Your goal. Leave out pictures; repeat exactly the lines from the "Give me a plain-text" line through the last of the data below.

(Collected data entries)
————————

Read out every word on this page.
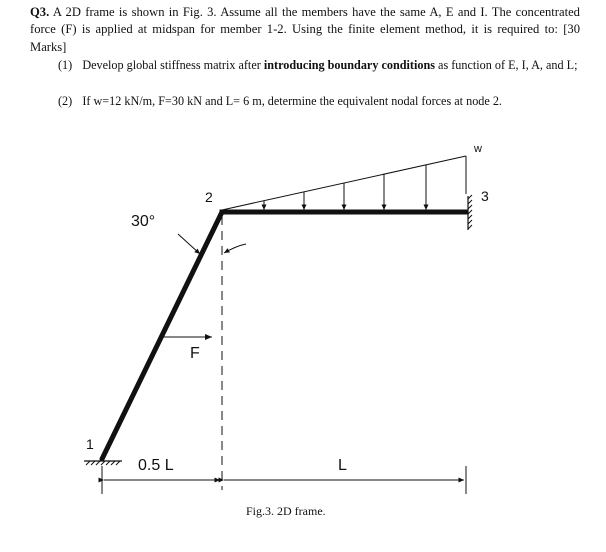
Q3. A 2D frame is shown in Fig. 3. Assume all the members have the same A, E and I. The concentrated force (F) is applied at midspan for member 1-2. Using the finite element method, it is required to: [30 Marks]
(1) Develop global stiffness matrix after introducing boundary conditions as function of E, I, A, and L;
(2) If w=12 kN/m, F=30 kN and L= 6 m, determine the equivalent nodal forces at node 2.
F
30°
1
2	3
w
0.5 L	L
Fig.3. 2D frame.
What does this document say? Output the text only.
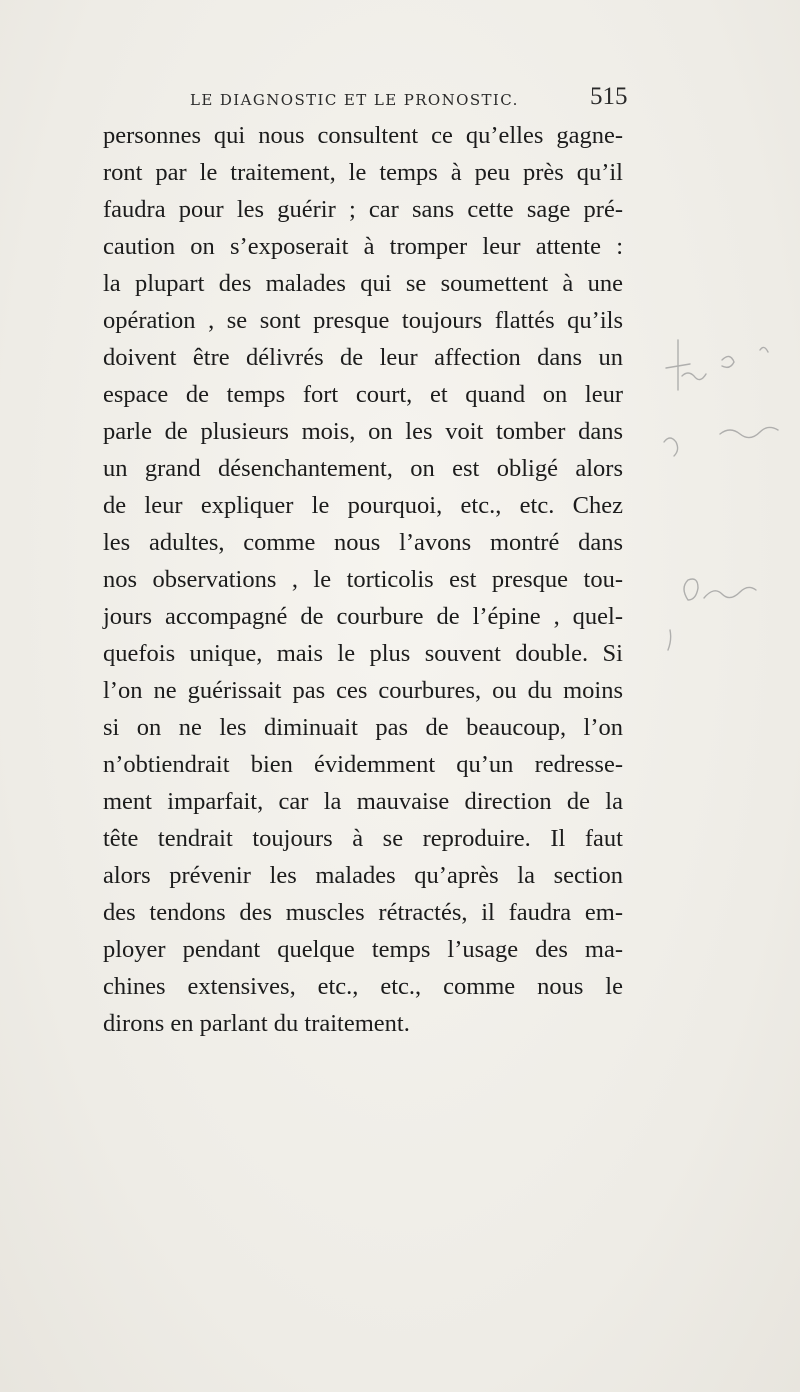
LE DIAGNOSTIC ET LE PRONOSTIC.	515
personnes qui nous consultent ce qu’elles gagne-
ront par le traitement, le temps à peu près qu’il
faudra pour les guérir ; car sans cette sage pré-
caution on s’exposerait à tromper leur attente :
la plupart des malades qui se soumettent à une
opération , se sont presque toujours flattés qu’ils
doivent être délivrés de leur affection dans un
espace de temps fort court, et quand on leur
parle de plusieurs mois, on les voit tomber dans
un grand désenchantement, on est obligé alors
de leur expliquer le pourquoi, etc., etc. Chez
les adultes, comme nous l’avons montré dans
nos observations , le torticolis est presque tou-
jours accompagné de courbure de l’épine , quel-
quefois unique, mais le plus souvent double. Si
l’on ne guérissait pas ces courbures, ou du moins
si on ne les diminuait pas de beaucoup, l’on
n’obtiendrait bien évidemment qu’un redresse-
ment imparfait, car la mauvaise direction de la
tête tendrait toujours à se reproduire. Il faut
alors prévenir les malades qu’après la section
des tendons des muscles rétractés, il faudra em-
ployer pendant quelque temps l’usage des ma-
chines extensives, etc., etc., comme nous le
dirons en parlant du traitement.
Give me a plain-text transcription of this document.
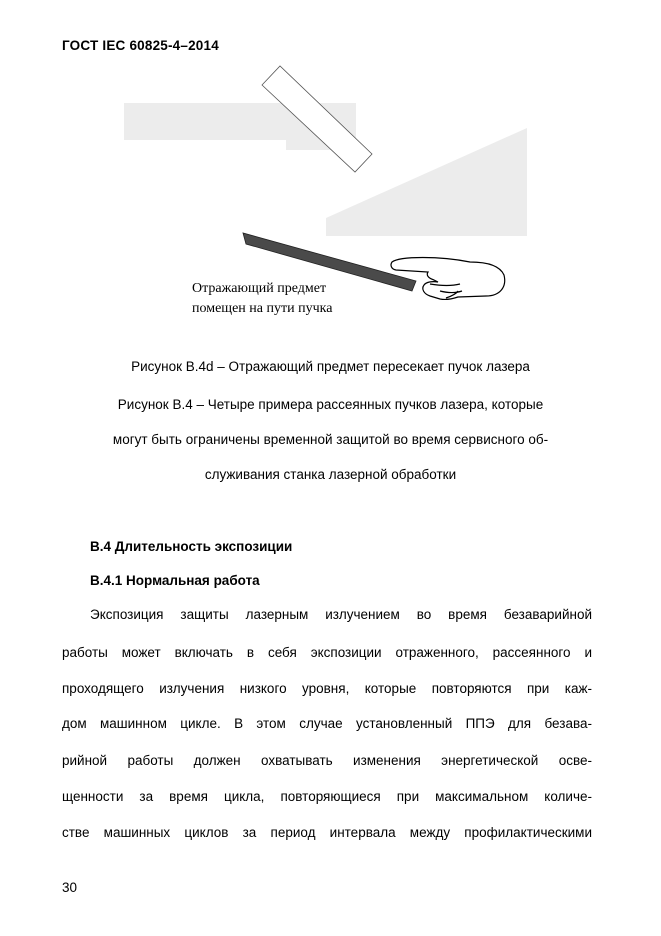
ГОСТ IEC 60825-4–2014
Отражающий предмет
помещен на пути пучка
Рисунок B.4d – Отражающий предмет пересекает пучок лазера
Рисунок B.4 – Четыре примера рассеянных пучков лазера, которые
могут быть ограничены временной защитой во время сервисного об-
служивания станка лазерной обработки
B.4 Длительность экспозиции
B.4.1 Нормальная работа
Экспозиция защиты лазерным излучением во время безаварийной
работы может включать в себя экспозиции отраженного, рассеянного и
проходящего излучения низкого уровня, которые повторяются при каж-
дом машинном цикле. В этом случае установленный ППЭ для безава-
рийной работы должен охватывать изменения энергетической осве-
щенности за время цикла, повторяющиеся при максимальном количе-
стве машинных циклов за период интервала между профилактическими
30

————————

Answer for this exercise.
Give me a plain-text transcription of this document.
ГОСТ IEC 60825-4–2014
Отражающий предмет
помещен на пути пучка
Рисунок B.4d – Отражающий предмет пересекает пучок лазера
Рисунок B.4 – Четыре примера рассеянных пучков лазера, которые
могут быть ограничены временной защитой во время сервисного об-
служивания станка лазерной обработки
B.4 Длительность экспозиции
B.4.1 Нормальная работа
Экспозиция защиты лазерным излучением во время безаварийной
работы может включать в себя экспозиции отраженного, рассеянного и
проходящего излучения низкого уровня, которые повторяются при каж-
дом машинном цикле. В этом случае установленный ППЭ для безава-
рийной работы должен охватывать изменения энергетической осве-
щенности за время цикла, повторяющиеся при максимальном количе-
стве машинных циклов за период интервала между профилактическими
30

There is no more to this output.